RAW DATA:
────────────────
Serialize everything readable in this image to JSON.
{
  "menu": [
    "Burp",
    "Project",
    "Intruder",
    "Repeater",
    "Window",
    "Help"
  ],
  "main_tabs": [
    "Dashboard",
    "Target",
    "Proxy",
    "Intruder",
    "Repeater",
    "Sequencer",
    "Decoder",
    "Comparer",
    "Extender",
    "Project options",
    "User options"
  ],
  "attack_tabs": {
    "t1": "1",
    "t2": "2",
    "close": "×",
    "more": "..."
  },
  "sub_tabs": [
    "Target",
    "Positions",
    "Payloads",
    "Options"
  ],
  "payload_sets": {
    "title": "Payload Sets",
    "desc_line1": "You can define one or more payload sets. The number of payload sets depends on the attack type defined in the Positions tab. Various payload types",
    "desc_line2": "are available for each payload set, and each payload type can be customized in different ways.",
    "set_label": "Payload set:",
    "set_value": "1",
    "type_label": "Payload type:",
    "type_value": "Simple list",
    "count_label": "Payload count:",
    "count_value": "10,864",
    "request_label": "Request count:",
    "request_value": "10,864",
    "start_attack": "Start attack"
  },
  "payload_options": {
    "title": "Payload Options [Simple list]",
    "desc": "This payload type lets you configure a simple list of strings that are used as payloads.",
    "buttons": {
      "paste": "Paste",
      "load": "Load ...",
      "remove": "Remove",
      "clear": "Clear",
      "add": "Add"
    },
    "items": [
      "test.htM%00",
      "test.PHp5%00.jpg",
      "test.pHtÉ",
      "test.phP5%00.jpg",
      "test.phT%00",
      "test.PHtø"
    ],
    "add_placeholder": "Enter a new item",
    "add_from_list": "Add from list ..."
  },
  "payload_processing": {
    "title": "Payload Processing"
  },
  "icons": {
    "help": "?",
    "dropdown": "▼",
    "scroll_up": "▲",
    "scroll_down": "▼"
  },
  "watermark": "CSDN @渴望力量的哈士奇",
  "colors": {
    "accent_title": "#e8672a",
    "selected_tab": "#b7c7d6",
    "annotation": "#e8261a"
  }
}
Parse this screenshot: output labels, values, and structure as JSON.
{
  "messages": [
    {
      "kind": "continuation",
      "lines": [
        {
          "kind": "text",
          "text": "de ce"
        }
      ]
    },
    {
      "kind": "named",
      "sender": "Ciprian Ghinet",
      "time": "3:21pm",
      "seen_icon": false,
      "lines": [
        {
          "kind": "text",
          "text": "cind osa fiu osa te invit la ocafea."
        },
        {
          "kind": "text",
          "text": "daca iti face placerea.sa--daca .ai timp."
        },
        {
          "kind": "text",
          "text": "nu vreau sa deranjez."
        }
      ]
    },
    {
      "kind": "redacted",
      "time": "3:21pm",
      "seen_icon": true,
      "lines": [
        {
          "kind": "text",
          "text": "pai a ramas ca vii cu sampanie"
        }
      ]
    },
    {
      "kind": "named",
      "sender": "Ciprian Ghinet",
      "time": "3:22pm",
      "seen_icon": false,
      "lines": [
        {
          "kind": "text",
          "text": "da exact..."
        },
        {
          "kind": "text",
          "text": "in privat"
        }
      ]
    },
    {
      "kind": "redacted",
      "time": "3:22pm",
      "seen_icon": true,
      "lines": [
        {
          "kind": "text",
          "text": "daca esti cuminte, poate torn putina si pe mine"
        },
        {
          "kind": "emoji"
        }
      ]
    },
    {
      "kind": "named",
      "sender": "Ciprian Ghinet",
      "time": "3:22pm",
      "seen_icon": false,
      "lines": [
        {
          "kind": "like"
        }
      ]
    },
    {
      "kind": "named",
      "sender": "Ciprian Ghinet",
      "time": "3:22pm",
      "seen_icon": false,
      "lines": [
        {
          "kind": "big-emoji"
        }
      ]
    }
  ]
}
────────────────
YOUR GOAL: Copy each line that contains the word "Positions".

SOLVED PROBLEM:
    "Positions",
    "desc_line1": "You can define one or more payload sets. The number of payload sets depends on the attack type defined in the Positions tab. Various payload types",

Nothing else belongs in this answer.